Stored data
## START

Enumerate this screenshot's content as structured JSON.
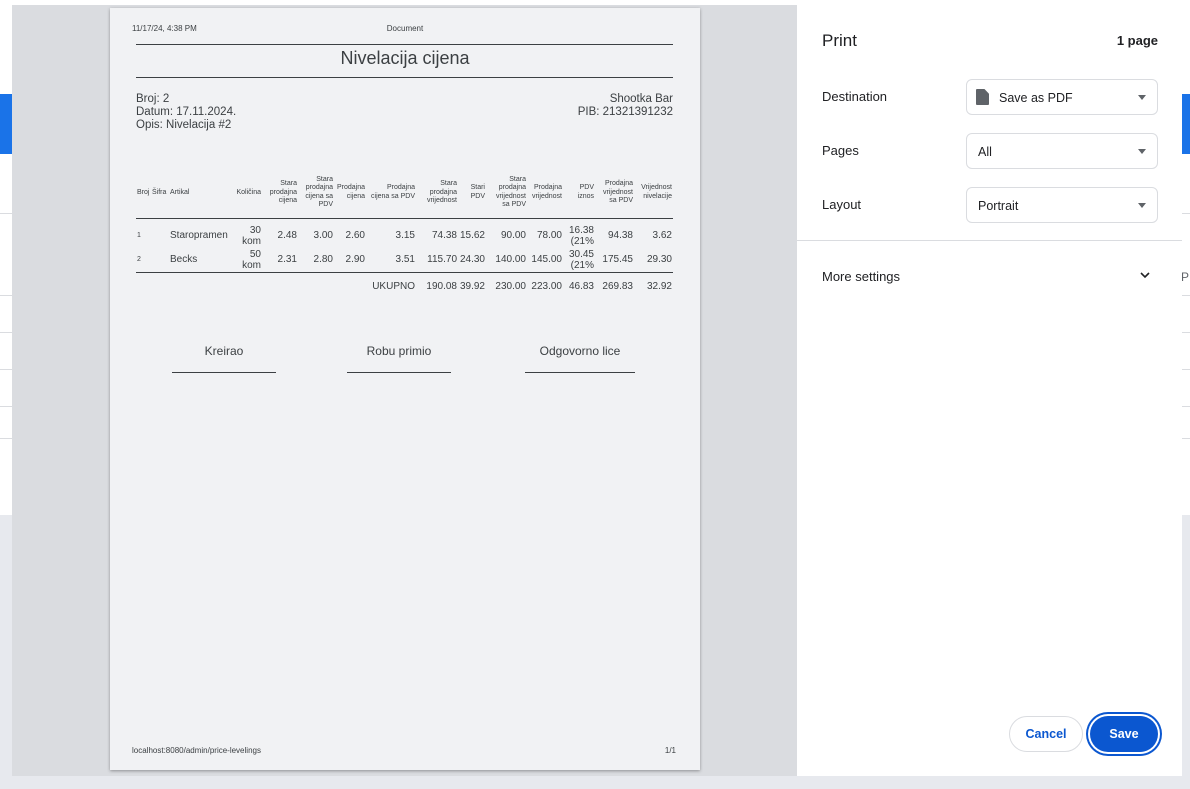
{
  "document": {
    "header_date": "11/17/24, 4:38 PM",
    "header_title": "Document",
    "title": "Nivelacija cijena",
    "meta": {
      "broj": "Broj: 2",
      "datum": "Datum: 17.11.2024.",
      "opis": "Opis: Nivelacija #2",
      "company": "Shootka Bar",
      "pib": "PIB: 21321391232"
    },
    "columns": [
      "Broj",
      "Šifra",
      "Artikal",
      "Količina",
      "Stara prodajna cijena",
      "Stara prodajna cijena sa PDV",
      "Prodajna cijena",
      "Prodajna cijena sa PDV",
      "Stara prodajna vrijednost",
      "Stari PDV",
      "Stara prodajna vrijednost sa PDV",
      "Prodajna vrijednost",
      "PDV iznos",
      "Prodajna vrijednost sa PDV",
      "Vrijednost nivelacije"
    ],
    "rows": [
      [
        "1",
        "",
        "Staropramen",
        "30 kom",
        "2.48",
        "3.00",
        "2.60",
        "3.15",
        "74.38",
        "15.62",
        "90.00",
        "78.00",
        "16.38 (21%",
        "94.38",
        "3.62"
      ],
      [
        "2",
        "",
        "Becks",
        "50 kom",
        "2.31",
        "2.80",
        "2.90",
        "3.51",
        "115.70",
        "24.30",
        "140.00",
        "145.00",
        "30.45 (21%",
        "175.45",
        "29.30"
      ]
    ],
    "totals": {
      "label": "UKUPNO",
      "values": [
        "190.08",
        "39.92",
        "230.00",
        "223.00",
        "46.83",
        "269.83",
        "32.92"
      ]
    },
    "signatures": [
      "Kreirao",
      "Robu primio",
      "Odgovorno lice"
    ],
    "footer_url": "localhost:8080/admin/price-levelings",
    "footer_page": "1/1"
  },
  "panel": {
    "title": "Print",
    "page_count": "1 page",
    "destination_label": "Destination",
    "destination_value": "Save as PDF",
    "pages_label": "Pages",
    "pages_value": "All",
    "layout_label": "Layout",
    "layout_value": "Portrait",
    "more_settings": "More settings",
    "cancel": "Cancel",
    "save": "Save"
  },
  "background": {
    "partial_text": "PI"
  },
  "colors": {
    "accent": "#0b57d0",
    "app_blue": "#1a73e8"
  }
}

## END

» REQUIREMENT
Of the lines in the listing, how many hold the word "Save"? Nothing but the number is needed.

» RESULT OF THIS EXERCISE
2